* JOB
Using the material below, copy every line where "this" appears.

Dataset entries
/---
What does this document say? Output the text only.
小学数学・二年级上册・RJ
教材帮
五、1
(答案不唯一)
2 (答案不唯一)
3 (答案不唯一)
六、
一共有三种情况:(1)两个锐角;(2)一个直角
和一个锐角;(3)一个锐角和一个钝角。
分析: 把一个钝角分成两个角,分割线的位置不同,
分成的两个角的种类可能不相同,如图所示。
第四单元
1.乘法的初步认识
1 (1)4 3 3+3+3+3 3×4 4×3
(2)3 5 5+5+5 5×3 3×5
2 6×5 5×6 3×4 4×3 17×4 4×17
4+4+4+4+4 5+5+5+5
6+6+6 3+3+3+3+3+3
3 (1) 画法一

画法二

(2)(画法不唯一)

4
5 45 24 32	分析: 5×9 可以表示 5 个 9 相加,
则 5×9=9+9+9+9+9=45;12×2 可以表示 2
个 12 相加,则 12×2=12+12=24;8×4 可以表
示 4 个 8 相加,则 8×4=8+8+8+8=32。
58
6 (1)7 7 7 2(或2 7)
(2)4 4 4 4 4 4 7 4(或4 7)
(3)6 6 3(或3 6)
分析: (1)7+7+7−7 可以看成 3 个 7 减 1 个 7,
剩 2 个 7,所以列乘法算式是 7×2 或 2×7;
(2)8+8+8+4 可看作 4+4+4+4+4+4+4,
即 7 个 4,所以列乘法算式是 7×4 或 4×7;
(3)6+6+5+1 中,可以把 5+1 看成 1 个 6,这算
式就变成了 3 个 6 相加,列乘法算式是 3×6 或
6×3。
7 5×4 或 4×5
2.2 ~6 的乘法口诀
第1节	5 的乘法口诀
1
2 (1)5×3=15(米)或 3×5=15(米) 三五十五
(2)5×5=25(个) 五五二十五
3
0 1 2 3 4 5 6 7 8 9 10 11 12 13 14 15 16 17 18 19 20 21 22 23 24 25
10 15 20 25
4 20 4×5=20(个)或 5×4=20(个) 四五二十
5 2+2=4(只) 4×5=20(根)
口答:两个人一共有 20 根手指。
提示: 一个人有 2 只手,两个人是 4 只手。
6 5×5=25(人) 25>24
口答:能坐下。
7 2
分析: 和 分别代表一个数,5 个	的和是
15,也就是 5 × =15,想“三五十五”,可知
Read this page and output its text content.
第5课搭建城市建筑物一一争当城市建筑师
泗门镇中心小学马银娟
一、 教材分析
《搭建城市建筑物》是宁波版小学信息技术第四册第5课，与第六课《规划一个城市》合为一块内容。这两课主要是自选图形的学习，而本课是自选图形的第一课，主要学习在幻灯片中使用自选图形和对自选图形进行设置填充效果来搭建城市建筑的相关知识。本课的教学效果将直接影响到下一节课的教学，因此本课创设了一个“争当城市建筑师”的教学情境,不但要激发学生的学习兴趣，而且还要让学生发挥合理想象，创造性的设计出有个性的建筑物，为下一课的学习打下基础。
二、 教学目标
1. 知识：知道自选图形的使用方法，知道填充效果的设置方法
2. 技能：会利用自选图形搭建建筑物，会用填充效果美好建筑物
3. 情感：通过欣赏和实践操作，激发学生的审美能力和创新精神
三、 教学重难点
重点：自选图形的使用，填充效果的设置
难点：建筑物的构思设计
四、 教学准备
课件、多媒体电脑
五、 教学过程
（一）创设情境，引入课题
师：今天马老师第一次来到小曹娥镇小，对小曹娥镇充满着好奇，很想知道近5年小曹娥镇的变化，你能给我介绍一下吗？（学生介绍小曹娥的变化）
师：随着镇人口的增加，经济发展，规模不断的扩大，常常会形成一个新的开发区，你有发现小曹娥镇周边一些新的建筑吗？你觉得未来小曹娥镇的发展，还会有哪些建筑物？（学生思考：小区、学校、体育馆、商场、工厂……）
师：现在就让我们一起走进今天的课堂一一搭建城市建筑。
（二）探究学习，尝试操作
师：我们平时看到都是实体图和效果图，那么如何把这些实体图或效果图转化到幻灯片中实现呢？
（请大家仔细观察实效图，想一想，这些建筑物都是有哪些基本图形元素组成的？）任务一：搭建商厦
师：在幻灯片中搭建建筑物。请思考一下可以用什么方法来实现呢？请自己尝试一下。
\---
* RESULT OF THE EXERCISE
What does this document say? Output the text only.
Read this page and output its text content.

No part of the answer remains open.